# Problem
Reproduce each line of the listing exactly.

START

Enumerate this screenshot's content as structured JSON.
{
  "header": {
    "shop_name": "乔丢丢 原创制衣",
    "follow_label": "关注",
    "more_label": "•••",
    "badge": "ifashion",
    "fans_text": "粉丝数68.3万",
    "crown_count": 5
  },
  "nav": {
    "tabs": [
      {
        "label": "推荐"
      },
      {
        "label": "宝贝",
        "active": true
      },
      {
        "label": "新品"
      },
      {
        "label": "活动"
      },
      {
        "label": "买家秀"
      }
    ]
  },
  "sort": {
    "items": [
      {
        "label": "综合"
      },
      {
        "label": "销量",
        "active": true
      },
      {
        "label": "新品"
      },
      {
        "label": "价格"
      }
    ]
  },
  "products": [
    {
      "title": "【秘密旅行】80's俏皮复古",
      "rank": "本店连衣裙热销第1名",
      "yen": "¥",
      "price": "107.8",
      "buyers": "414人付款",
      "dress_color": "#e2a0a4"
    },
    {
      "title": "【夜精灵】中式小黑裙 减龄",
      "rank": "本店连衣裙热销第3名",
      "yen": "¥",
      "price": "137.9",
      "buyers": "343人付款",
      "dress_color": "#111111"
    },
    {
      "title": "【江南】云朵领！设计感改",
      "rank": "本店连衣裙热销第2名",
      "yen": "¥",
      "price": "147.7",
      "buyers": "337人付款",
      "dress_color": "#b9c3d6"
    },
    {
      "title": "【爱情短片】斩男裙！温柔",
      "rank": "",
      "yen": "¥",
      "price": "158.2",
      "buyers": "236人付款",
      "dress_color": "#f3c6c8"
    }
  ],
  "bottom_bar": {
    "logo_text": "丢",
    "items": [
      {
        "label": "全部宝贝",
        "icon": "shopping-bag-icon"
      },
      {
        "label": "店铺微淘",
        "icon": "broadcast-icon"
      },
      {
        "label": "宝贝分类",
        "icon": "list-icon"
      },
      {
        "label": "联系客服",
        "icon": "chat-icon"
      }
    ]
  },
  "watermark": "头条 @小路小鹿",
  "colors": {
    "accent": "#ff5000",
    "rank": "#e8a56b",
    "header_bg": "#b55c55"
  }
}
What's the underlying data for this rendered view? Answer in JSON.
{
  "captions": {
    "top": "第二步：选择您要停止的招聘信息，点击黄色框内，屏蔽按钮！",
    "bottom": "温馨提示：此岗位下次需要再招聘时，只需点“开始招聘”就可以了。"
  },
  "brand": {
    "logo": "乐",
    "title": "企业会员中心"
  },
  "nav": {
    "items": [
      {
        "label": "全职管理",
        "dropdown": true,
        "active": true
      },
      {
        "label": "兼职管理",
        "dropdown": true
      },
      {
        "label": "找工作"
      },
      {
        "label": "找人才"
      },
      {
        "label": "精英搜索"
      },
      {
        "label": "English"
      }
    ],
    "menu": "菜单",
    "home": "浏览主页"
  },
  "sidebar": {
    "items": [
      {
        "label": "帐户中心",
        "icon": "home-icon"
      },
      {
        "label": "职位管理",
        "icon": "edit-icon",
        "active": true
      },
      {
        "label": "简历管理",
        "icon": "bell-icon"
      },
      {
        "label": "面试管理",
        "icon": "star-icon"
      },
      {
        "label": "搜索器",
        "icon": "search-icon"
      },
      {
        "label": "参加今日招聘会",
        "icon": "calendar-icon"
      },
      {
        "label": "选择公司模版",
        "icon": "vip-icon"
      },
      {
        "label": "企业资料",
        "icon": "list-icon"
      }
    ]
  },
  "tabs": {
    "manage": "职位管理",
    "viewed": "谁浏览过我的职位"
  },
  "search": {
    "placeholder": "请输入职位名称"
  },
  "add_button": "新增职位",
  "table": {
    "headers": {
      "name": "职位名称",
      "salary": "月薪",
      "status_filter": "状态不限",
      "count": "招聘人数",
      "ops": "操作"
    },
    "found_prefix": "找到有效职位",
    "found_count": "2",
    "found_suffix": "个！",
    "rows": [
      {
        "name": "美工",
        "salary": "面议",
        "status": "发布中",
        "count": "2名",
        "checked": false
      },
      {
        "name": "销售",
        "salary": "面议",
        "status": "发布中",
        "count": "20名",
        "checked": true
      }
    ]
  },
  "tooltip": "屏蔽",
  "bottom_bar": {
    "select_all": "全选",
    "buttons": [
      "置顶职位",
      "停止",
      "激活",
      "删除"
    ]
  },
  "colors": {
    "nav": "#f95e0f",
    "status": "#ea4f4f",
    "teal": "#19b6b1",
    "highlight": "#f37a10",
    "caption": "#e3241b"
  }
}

END

# Solved exercise
Enumerate this screenshot's content as structured JSON.
{
  "header": {
    "shop_name": "乔丢丢 原创制衣",
    "follow_label": "关注",
    "more_label": "•••",
    "badge": "ifashion",
    "fans_text": "粉丝数68.3万",
    "crown_count": 5
  },
  "nav": {
    "tabs": [
      {
        "label": "推荐"
      },
      {
        "label": "宝贝",
        "active": true
      },
      {
        "label": "新品"
      },
      {
        "label": "活动"
      },
      {
        "label": "买家秀"
      }
    ]
  },
  "sort": {
    "items": [
      {
        "label": "综合"
      },
      {
        "label": "销量",
        "active": true
      },
      {
        "label": "新品"
      },
      {
        "label": "价格"
      }
    ]
  },
  "products": [
    {
      "title": "【秘密旅行】80's俏皮复古",
      "rank": "本店连衣裙热销第1名",
      "yen": "¥",
      "price": "107.8",
      "buyers": "414人付款",
      "dress_color": "#e2a0a4"
    },
    {
      "title": "【夜精灵】中式小黑裙 减龄",
      "rank": "本店连衣裙热销第3名",
      "yen": "¥",
      "price": "137.9",
      "buyers": "343人付款",
      "dress_color": "#111111"
    },
    {
      "title": "【江南】云朵领！设计感改",
      "rank": "本店连衣裙热销第2名",
      "yen": "¥",
      "price": "147.7",
      "buyers": "337人付款",
      "dress_color": "#b9c3d6"
    },
    {
      "title": "【爱情短片】斩男裙！温柔",
      "rank": "",
      "yen": "¥",
      "price": "158.2",
      "buyers": "236人付款",
      "dress_color": "#f3c6c8"
    }
  ],
  "bottom_bar": {
    "logo_text": "丢",
    "items": [
      {
        "label": "全部宝贝",
        "icon": "shopping-bag-icon"
      },
      {
        "label": "店铺微淘",
        "icon": "broadcast-icon"
      },
      {
        "label": "宝贝分类",
        "icon": "list-icon"
      },
      {
        "label": "联系客服",
        "icon": "chat-icon"
      }
    ]
  },
  "watermark": "头条 @小路小鹿",
  "colors": {
    "accent": "#ff5000",
    "rank": "#e8a56b",
    "header_bg": "#b55c55"
  }
}
What's the underlying data for this rendered view? Answer in JSON.
{
  "captions": {
    "top": "第二步：选择您要停止的招聘信息，点击黄色框内，屏蔽按钮！",
    "bottom": "温馨提示：此岗位下次需要再招聘时，只需点“开始招聘”就可以了。"
  },
  "brand": {
    "logo": "乐",
    "title": "企业会员中心"
  },
  "nav": {
    "items": [
      {
        "label": "全职管理",
        "dropdown": true,
        "active": true
      },
      {
        "label": "兼职管理",
        "dropdown": true
      },
      {
        "label": "找工作"
      },
      {
        "label": "找人才"
      },
      {
        "label": "精英搜索"
      },
      {
        "label": "English"
      }
    ],
    "menu": "菜单",
    "home": "浏览主页"
  },
  "sidebar": {
    "items": [
      {
        "label": "帐户中心",
        "icon": "home-icon"
      },
      {
        "label": "职位管理",
        "icon": "edit-icon",
        "active": true
      },
      {
        "label": "简历管理",
        "icon": "bell-icon"
      },
      {
        "label": "面试管理",
        "icon": "star-icon"
      },
      {
        "label": "搜索器",
        "icon": "search-icon"
      },
      {
        "label": "参加今日招聘会",
        "icon": "calendar-icon"
      },
      {
        "label": "选择公司模版",
        "icon": "vip-icon"
      },
      {
        "label": "企业资料",
        "icon": "list-icon"
      }
    ]
  },
  "tabs": {
    "manage": "职位管理",
    "viewed": "谁浏览过我的职位"
  },
  "search": {
    "placeholder": "请输入职位名称"
  },
  "add_button": "新增职位",
  "table": {
    "headers": {
      "name": "职位名称",
      "salary": "月薪",
      "status_filter": "状态不限",
      "count": "招聘人数",
      "ops": "操作"
    },
    "found_prefix": "找到有效职位",
    "found_count": "2",
    "found_suffix": "个！",
    "rows": [
      {
        "name": "美工",
        "salary": "面议",
        "status": "发布中",
        "count": "2名",
        "checked": false
      },
      {
        "name": "销售",
        "salary": "面议",
        "status": "发布中",
        "count": "20名",
        "checked": true
      }
    ]
  },
  "tooltip": "屏蔽",
  "bottom_bar": {
    "select_all": "全选",
    "buttons": [
      "置顶职位",
      "停止",
      "激活",
      "删除"
    ]
  },
  "colors": {
    "nav": "#f95e0f",
    "status": "#ea4f4f",
    "teal": "#19b6b1",
    "highlight": "#f37a10",
    "caption": "#e3241b"
  }
}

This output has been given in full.